_What to do_:
Word for word, give the material below again, minus any images.

• • •

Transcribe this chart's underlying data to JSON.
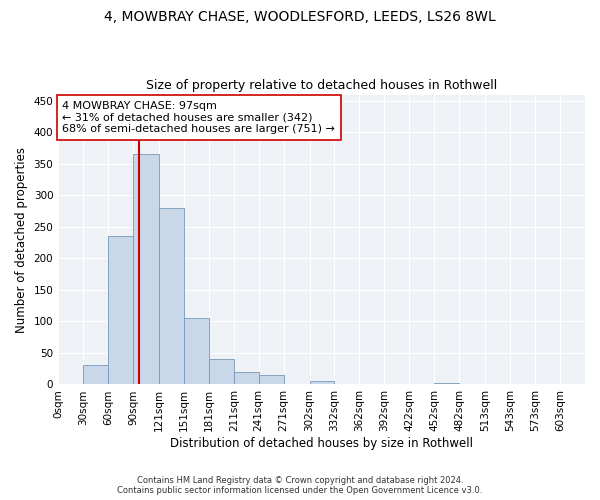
{
  "title_line1": "4, MOWBRAY CHASE, WOODLESFORD, LEEDS, LS26 8WL",
  "title_line2": "Size of property relative to detached houses in Rothwell",
  "xlabel": "Distribution of detached houses by size in Rothwell",
  "ylabel": "Number of detached properties",
  "bin_labels": [
    "0sqm",
    "30sqm",
    "60sqm",
    "90sqm",
    "121sqm",
    "151sqm",
    "181sqm",
    "211sqm",
    "241sqm",
    "271sqm",
    "302sqm",
    "332sqm",
    "362sqm",
    "392sqm",
    "422sqm",
    "452sqm",
    "482sqm",
    "513sqm",
    "543sqm",
    "573sqm",
    "603sqm"
  ],
  "bin_edges": [
    0,
    30,
    60,
    90,
    121,
    151,
    181,
    211,
    241,
    271,
    302,
    332,
    362,
    392,
    422,
    452,
    482,
    513,
    543,
    573,
    603,
    633
  ],
  "bar_heights": [
    0,
    31,
    235,
    365,
    280,
    105,
    40,
    20,
    15,
    0,
    5,
    0,
    0,
    0,
    0,
    2,
    0,
    0,
    0,
    0,
    0
  ],
  "bar_color": "#c8d8e8",
  "bar_edgecolor": "#7799bb",
  "property_value": 97,
  "vline_color": "#cc0000",
  "annotation_text": "4 MOWBRAY CHASE: 97sqm\n← 31% of detached houses are smaller (342)\n68% of semi-detached houses are larger (751) →",
  "annotation_box_edgecolor": "#cc0000",
  "annotation_box_facecolor": "#ffffff",
  "ylim": [
    0,
    460
  ],
  "yticks": [
    0,
    50,
    100,
    150,
    200,
    250,
    300,
    350,
    400,
    450
  ],
  "background_color": "#eef2f7",
  "footer_text": "Contains HM Land Registry data © Crown copyright and database right 2024.\nContains public sector information licensed under the Open Government Licence v3.0.",
  "title_fontsize": 10,
  "subtitle_fontsize": 9,
  "axis_label_fontsize": 8.5,
  "tick_fontsize": 7.5,
  "annotation_fontsize": 8
}
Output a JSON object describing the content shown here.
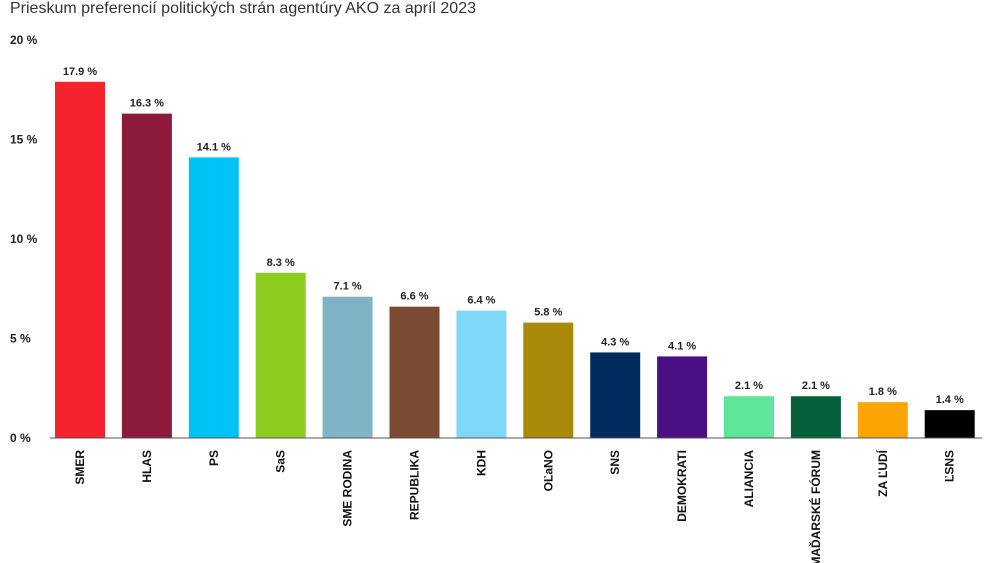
{
  "chart_data": {
    "type": "bar",
    "title": "Prieskum preferencií politických strán agentúry AKO za apríl 2023",
    "xlabel": "",
    "ylabel": "",
    "ylim": [
      0,
      20
    ],
    "yticks": [
      0,
      5,
      10,
      15,
      20
    ],
    "ytick_labels": [
      "0 %",
      "5 %",
      "10 %",
      "15 %",
      "20 %"
    ],
    "grid": false,
    "categories": [
      "SMER",
      "HLAS",
      "PS",
      "SaS",
      "SME RODINA",
      "REPUBLIKA",
      "KDH",
      "OĽaNO",
      "SNS",
      "DEMOKRATI",
      "ALIANCIA",
      "MAĎARSKÉ FÓRUM",
      "ZA ĽUDÍ",
      "ĽSNS"
    ],
    "values": [
      17.9,
      16.3,
      14.1,
      8.3,
      7.1,
      6.6,
      6.4,
      5.8,
      4.3,
      4.1,
      2.1,
      2.1,
      1.8,
      1.4
    ],
    "value_labels": [
      "17.9 %",
      "16.3 %",
      "14.1 %",
      "8.3 %",
      "7.1 %",
      "6.6 %",
      "6.4 %",
      "5.8 %",
      "4.3 %",
      "4.1 %",
      "2.1 %",
      "2.1 %",
      "1.8 %",
      "1.4 %"
    ],
    "colors": [
      "#f5232d",
      "#8b1a3d",
      "#00c3f5",
      "#8ccc1e",
      "#7fb3c6",
      "#7a4a33",
      "#7fd8f8",
      "#a8890a",
      "#002b5c",
      "#4a0f82",
      "#5de59b",
      "#03603a",
      "#fda405",
      "#000000"
    ]
  }
}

• • •

_Full solution_:
Transcribe this chart's underlying data to JSON.
{
  "title_line1": "4, MOWBRAY CHASE, WOODLESFORD, LEEDS, LS26 8WL",
  "title_line2": "Size of property relative to detached houses in Rothwell",
  "xlabel": "Distribution of detached houses by size in Rothwell",
  "ylabel": "Number of detached properties",
  "bin_labels": [
    "0sqm",
    "30sqm",
    "60sqm",
    "90sqm",
    "121sqm",
    "151sqm",
    "181sqm",
    "211sqm",
    "241sqm",
    "271sqm",
    "302sqm",
    "332sqm",
    "362sqm",
    "392sqm",
    "422sqm",
    "452sqm",
    "482sqm",
    "513sqm",
    "543sqm",
    "573sqm",
    "603sqm"
  ],
  "bin_edges": [
    0,
    30,
    60,
    90,
    121,
    151,
    181,
    211,
    241,
    271,
    302,
    332,
    362,
    392,
    422,
    452,
    482,
    513,
    543,
    573,
    603,
    633
  ],
  "bar_heights": [
    0,
    31,
    235,
    365,
    280,
    105,
    40,
    20,
    15,
    0,
    5,
    0,
    0,
    0,
    0,
    2,
    0,
    0,
    0,
    0,
    0
  ],
  "bar_color": "#c8d8e8",
  "bar_edgecolor": "#7799bb",
  "property_value": 97,
  "vline_color": "#cc0000",
  "annotation_text": "4 MOWBRAY CHASE: 97sqm\n← 31% of detached houses are smaller (342)\n68% of semi-detached houses are larger (751) →",
  "annotation_box_edgecolor": "#cc0000",
  "annotation_box_facecolor": "#ffffff",
  "ylim": [
    0,
    460
  ],
  "yticks": [
    0,
    50,
    100,
    150,
    200,
    250,
    300,
    350,
    400,
    450
  ],
  "background_color": "#eef2f7",
  "footer_text": "Contains HM Land Registry data © Crown copyright and database right 2024.\nContains public sector information licensed under the Open Government Licence v3.0.",
  "title_fontsize": 10,
  "subtitle_fontsize": 9,
  "axis_label_fontsize": 8.5,
  "tick_fontsize": 7.5,
  "annotation_fontsize": 8
}
Output a JSON object describing the content shown here.
{
  "chart_data": {
    "type": "bar",
    "title": "Prieskum preferencií politických strán agentúry AKO za apríl 2023",
    "xlabel": "",
    "ylabel": "",
    "ylim": [
      0,
      20
    ],
    "yticks": [
      0,
      5,
      10,
      15,
      20
    ],
    "ytick_labels": [
      "0 %",
      "5 %",
      "10 %",
      "15 %",
      "20 %"
    ],
    "grid": false,
    "categories": [
      "SMER",
      "HLAS",
      "PS",
      "SaS",
      "SME RODINA",
      "REPUBLIKA",
      "KDH",
      "OĽaNO",
      "SNS",
      "DEMOKRATI",
      "ALIANCIA",
      "MAĎARSKÉ FÓRUM",
      "ZA ĽUDÍ",
      "ĽSNS"
    ],
    "values": [
      17.9,
      16.3,
      14.1,
      8.3,
      7.1,
      6.6,
      6.4,
      5.8,
      4.3,
      4.1,
      2.1,
      2.1,
      1.8,
      1.4
    ],
    "value_labels": [
      "17.9 %",
      "16.3 %",
      "14.1 %",
      "8.3 %",
      "7.1 %",
      "6.6 %",
      "6.4 %",
      "5.8 %",
      "4.3 %",
      "4.1 %",
      "2.1 %",
      "2.1 %",
      "1.8 %",
      "1.4 %"
    ],
    "colors": [
      "#f5232d",
      "#8b1a3d",
      "#00c3f5",
      "#8ccc1e",
      "#7fb3c6",
      "#7a4a33",
      "#7fd8f8",
      "#a8890a",
      "#002b5c",
      "#4a0f82",
      "#5de59b",
      "#03603a",
      "#fda405",
      "#000000"
    ]
  }
}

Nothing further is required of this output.